### What you have to do
Copy the data word for word, keeping every line.

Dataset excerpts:

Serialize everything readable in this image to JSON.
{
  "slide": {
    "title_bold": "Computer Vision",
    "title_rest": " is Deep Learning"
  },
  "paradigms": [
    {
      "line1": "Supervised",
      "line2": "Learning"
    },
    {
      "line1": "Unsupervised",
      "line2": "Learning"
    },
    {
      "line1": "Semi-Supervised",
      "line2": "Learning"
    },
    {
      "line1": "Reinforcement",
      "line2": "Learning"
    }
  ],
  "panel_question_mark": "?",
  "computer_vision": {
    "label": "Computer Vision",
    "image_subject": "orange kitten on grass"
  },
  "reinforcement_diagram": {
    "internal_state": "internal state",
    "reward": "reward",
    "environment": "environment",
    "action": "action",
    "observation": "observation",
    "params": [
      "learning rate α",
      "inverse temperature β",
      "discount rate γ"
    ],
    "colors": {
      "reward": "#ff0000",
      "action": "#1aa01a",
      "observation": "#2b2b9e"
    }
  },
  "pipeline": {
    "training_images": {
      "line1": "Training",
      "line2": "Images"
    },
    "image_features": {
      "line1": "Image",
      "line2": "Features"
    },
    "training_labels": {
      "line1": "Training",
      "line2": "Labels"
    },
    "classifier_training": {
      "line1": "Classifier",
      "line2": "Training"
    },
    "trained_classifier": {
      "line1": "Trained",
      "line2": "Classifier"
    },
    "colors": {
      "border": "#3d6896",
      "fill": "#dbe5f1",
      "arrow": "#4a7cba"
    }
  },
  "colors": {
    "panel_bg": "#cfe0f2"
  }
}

### Correct output
Serialize everything readable in this image to JSON.
{
  "slide": {
    "title_bold": "Computer Vision",
    "title_rest": " is Deep Learning"
  },
  "paradigms": [
    {
      "line1": "Supervised",
      "line2": "Learning"
    },
    {
      "line1": "Unsupervised",
      "line2": "Learning"
    },
    {
      "line1": "Semi-Supervised",
      "line2": "Learning"
    },
    {
      "line1": "Reinforcement",
      "line2": "Learning"
    }
  ],
  "panel_question_mark": "?",
  "computer_vision": {
    "label": "Computer Vision",
    "image_subject": "orange kitten on grass"
  },
  "reinforcement_diagram": {
    "internal_state": "internal state",
    "reward": "reward",
    "environment": "environment",
    "action": "action",
    "observation": "observation",
    "params": [
      "learning rate α",
      "inverse temperature β",
      "discount rate γ"
    ],
    "colors": {
      "reward": "#ff0000",
      "action": "#1aa01a",
      "observation": "#2b2b9e"
    }
  },
  "pipeline": {
    "training_images": {
      "line1": "Training",
      "line2": "Images"
    },
    "image_features": {
      "line1": "Image",
      "line2": "Features"
    },
    "training_labels": {
      "line1": "Training",
      "line2": "Labels"
    },
    "classifier_training": {
      "line1": "Classifier",
      "line2": "Training"
    },
    "trained_classifier": {
      "line1": "Trained",
      "line2": "Classifier"
    },
    "colors": {
      "border": "#3d6896",
      "fill": "#dbe5f1",
      "arrow": "#4a7cba"
    }
  },
  "colors": {
    "panel_bg": "#cfe0f2"
  }
}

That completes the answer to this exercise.